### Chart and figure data

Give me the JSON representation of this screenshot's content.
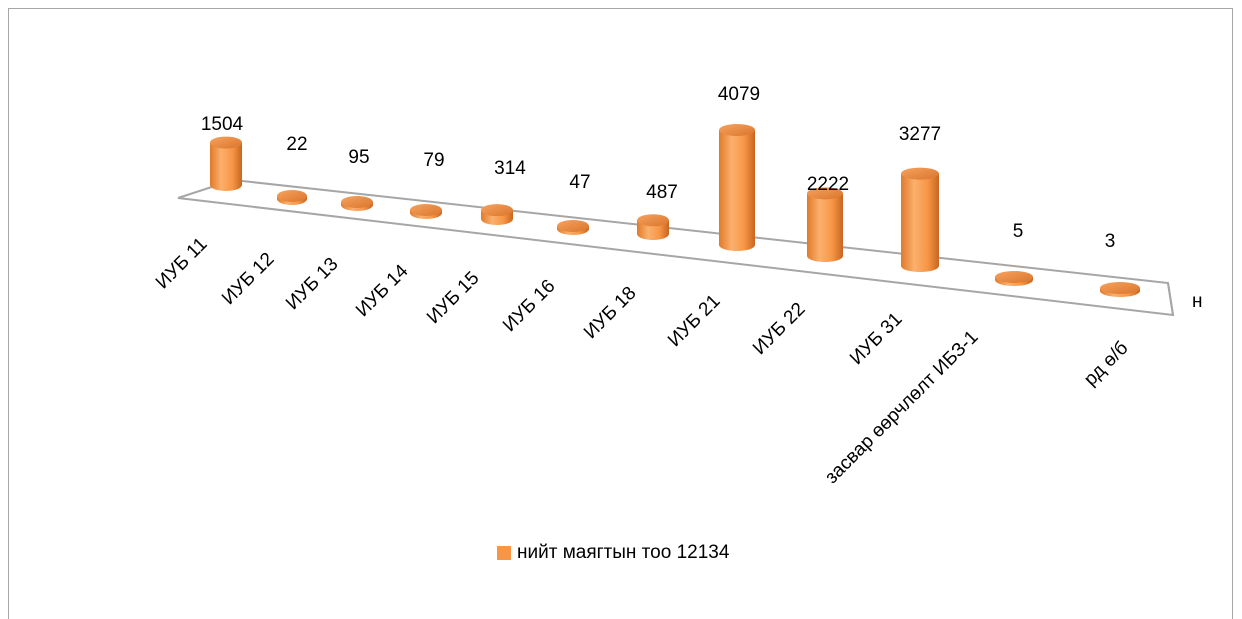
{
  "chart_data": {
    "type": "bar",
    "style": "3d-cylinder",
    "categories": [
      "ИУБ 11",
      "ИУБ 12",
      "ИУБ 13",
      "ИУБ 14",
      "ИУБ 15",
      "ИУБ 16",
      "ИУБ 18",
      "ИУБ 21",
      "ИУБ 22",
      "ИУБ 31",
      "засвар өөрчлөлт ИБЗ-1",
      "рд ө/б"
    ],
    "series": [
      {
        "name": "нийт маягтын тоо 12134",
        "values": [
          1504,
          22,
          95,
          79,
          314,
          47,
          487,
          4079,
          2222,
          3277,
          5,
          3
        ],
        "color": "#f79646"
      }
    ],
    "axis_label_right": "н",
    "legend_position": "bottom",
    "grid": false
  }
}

...

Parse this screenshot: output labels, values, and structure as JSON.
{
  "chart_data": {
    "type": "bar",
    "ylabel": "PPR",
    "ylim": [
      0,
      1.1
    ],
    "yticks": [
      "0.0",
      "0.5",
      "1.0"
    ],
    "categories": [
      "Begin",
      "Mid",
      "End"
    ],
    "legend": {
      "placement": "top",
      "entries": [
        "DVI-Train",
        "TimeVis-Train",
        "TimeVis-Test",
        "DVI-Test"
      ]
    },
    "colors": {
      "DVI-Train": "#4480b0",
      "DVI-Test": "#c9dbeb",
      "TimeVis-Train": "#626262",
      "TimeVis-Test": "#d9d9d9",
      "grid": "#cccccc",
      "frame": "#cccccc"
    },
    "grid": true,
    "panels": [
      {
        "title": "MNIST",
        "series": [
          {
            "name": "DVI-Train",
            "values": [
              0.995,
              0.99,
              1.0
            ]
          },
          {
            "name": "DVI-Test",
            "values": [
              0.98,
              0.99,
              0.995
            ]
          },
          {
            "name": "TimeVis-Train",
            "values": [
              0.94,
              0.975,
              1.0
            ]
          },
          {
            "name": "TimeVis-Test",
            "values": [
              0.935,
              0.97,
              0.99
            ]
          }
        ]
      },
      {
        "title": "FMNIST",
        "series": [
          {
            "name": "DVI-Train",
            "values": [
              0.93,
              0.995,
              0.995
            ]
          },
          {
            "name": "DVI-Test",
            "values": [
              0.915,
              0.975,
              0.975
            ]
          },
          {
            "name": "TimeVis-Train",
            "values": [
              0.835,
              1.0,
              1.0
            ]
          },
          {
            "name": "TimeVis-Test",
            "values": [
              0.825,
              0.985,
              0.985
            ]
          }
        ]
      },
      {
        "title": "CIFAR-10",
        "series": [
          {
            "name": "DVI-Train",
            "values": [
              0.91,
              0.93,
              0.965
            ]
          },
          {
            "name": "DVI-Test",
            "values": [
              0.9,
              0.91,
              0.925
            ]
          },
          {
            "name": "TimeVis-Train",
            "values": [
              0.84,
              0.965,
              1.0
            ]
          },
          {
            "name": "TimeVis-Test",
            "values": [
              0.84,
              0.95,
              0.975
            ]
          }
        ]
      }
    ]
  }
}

...

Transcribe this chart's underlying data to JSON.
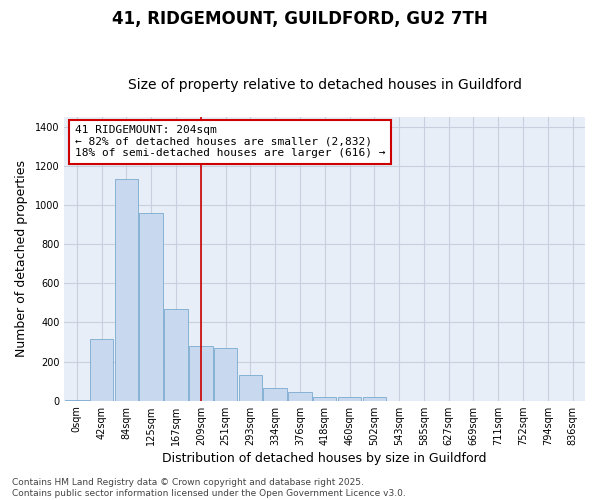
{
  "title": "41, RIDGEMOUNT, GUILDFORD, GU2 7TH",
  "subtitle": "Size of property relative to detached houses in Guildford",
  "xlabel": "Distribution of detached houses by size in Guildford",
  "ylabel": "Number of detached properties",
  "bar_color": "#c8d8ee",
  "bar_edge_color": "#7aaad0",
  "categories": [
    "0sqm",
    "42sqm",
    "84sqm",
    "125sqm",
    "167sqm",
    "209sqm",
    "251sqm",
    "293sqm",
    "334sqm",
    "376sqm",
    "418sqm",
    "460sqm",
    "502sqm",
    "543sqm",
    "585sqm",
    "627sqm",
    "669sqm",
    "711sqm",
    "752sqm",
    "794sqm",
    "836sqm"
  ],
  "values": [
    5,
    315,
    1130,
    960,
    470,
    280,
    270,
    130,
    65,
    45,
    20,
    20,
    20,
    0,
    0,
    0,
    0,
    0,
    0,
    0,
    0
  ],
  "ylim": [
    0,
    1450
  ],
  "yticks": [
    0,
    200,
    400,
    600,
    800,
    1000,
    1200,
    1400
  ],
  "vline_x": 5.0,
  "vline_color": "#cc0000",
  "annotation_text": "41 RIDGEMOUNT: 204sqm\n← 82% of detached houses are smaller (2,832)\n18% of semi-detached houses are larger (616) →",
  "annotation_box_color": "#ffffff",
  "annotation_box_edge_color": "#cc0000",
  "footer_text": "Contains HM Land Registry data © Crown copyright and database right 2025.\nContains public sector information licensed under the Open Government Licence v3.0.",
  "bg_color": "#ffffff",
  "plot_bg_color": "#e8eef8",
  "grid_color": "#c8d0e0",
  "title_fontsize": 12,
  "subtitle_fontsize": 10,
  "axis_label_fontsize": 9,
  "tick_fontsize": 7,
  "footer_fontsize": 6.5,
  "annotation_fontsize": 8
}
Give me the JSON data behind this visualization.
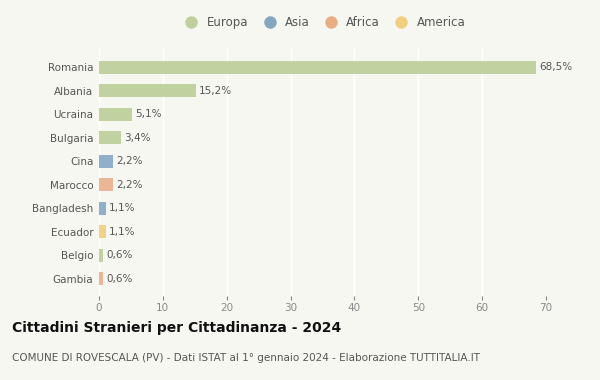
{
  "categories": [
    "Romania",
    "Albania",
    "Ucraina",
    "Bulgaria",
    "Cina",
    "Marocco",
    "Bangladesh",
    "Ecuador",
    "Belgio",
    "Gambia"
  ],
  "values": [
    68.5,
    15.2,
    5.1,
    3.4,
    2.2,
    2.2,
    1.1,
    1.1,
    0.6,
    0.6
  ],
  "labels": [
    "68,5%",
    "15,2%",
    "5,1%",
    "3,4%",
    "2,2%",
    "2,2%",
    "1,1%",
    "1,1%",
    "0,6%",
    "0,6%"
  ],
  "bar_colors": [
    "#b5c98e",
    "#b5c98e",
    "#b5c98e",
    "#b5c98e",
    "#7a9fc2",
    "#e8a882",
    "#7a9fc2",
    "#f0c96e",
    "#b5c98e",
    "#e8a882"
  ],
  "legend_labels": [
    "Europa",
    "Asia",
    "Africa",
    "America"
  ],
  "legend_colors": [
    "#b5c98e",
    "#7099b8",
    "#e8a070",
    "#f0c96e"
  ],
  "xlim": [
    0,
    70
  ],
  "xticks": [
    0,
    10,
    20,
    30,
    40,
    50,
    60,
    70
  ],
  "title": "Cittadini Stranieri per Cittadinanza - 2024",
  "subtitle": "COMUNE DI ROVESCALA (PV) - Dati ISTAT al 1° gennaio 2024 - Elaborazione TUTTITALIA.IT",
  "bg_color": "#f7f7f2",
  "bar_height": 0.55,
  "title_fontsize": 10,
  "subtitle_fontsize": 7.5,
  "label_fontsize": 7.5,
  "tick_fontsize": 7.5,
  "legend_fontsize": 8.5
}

### WHAT YOU NEED TO DO
Where a line above holds the string "Give", show that line.

### OUTPUT BELOW
Give me the JSON representation of this screenshot's content.
Give me the JSON data behind this visualization.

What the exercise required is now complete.